Duplicate the records below starting with the line that contains "data-label: 45%: [599, 95, 620, 105]" and going on through the line that contains "category-label: Als blijkt", both included.
============================================================
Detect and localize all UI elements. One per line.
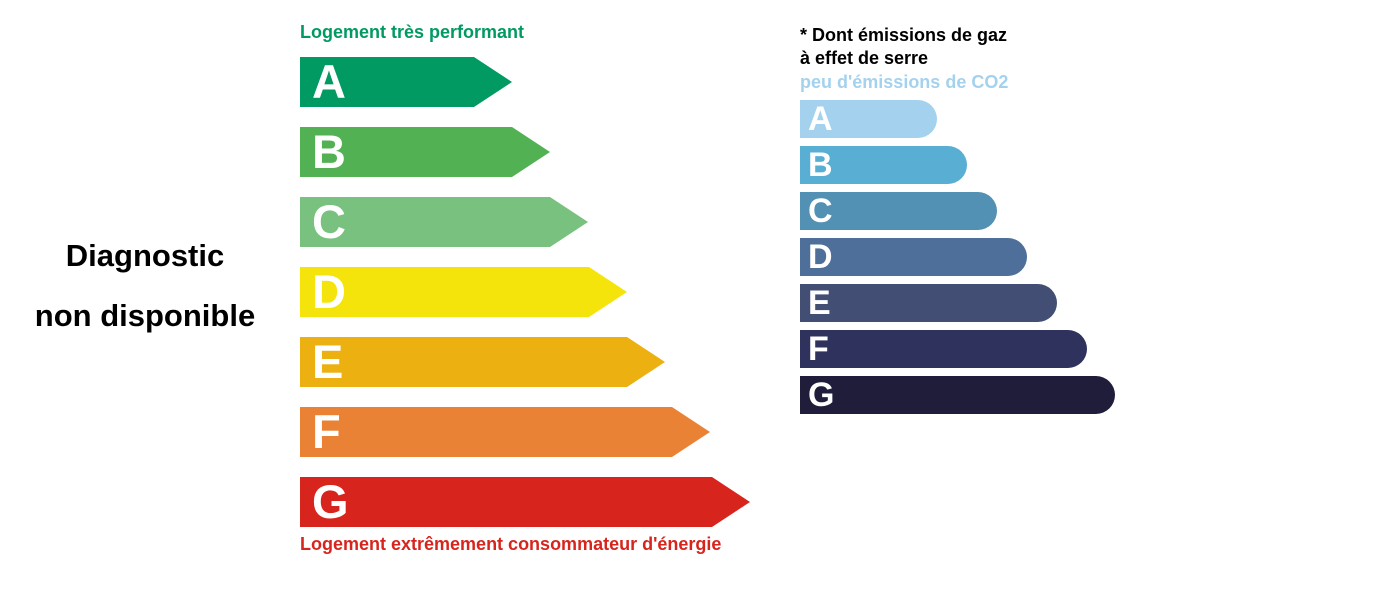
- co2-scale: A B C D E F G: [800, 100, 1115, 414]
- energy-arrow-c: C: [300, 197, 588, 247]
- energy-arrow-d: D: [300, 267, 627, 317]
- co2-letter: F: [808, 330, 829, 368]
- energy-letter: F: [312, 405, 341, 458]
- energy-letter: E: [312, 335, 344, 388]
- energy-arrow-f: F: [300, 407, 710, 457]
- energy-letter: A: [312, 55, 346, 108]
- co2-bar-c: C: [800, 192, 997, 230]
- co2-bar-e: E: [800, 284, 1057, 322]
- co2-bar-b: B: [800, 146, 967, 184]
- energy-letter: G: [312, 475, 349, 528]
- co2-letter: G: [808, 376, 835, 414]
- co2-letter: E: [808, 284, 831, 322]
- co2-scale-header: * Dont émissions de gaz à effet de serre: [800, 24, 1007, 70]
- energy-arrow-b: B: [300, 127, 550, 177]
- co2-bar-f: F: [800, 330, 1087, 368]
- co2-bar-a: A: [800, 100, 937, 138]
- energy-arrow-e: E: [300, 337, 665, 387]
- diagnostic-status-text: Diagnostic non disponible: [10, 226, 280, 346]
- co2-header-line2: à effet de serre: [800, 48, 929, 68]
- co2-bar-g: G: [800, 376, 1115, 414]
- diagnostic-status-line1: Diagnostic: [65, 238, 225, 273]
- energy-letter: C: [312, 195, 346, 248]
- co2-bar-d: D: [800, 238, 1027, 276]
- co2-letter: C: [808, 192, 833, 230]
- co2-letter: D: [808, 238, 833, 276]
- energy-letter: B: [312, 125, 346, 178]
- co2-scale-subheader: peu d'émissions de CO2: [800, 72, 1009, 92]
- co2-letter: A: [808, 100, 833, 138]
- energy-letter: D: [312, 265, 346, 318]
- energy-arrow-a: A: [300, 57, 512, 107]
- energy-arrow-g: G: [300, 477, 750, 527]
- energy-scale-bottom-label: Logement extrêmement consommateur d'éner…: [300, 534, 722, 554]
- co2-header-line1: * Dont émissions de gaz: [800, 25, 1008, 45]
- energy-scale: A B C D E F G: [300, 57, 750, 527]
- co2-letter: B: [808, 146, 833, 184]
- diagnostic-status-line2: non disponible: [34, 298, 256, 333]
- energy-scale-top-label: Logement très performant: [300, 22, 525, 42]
============================================================
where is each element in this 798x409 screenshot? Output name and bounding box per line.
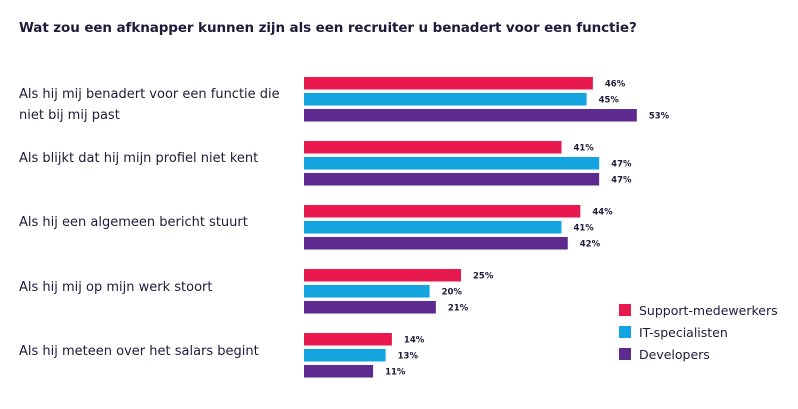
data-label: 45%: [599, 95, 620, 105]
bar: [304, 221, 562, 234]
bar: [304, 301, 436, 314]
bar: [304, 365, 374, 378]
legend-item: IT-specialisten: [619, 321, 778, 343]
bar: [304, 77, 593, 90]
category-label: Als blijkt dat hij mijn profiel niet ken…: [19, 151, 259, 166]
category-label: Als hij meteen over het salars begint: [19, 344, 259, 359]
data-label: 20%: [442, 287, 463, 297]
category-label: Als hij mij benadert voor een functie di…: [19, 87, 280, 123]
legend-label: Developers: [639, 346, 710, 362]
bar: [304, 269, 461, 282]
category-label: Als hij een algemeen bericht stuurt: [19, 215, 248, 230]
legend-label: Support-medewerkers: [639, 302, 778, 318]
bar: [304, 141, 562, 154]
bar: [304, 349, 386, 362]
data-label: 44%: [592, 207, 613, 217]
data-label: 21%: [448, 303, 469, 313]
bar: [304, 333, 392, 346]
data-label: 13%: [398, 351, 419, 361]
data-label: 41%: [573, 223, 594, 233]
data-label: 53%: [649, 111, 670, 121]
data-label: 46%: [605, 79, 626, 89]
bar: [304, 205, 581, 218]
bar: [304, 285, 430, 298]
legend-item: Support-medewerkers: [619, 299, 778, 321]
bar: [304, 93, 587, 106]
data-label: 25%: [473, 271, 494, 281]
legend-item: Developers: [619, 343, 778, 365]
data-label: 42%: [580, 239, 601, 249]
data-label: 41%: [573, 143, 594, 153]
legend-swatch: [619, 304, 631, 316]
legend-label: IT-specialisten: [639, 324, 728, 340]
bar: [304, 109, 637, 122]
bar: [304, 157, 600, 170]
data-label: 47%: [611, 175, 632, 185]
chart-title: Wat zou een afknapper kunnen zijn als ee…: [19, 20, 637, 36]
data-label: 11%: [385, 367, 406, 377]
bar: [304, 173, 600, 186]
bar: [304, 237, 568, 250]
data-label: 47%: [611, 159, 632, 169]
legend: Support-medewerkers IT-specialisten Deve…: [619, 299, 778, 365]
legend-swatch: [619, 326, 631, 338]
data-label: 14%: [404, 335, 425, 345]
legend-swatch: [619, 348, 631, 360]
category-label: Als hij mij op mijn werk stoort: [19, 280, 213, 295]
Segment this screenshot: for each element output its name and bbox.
============================================================
RESULT:
data-label: 45%: [599, 95, 620, 105]
bar: [304, 221, 562, 234]
bar: [304, 301, 436, 314]
bar: [304, 365, 374, 378]
legend-item: IT-specialisten: [619, 321, 778, 343]
bar: [304, 77, 593, 90]
category-label: Als blijkt dat hij mijn profiel niet ken…: [19, 151, 259, 166]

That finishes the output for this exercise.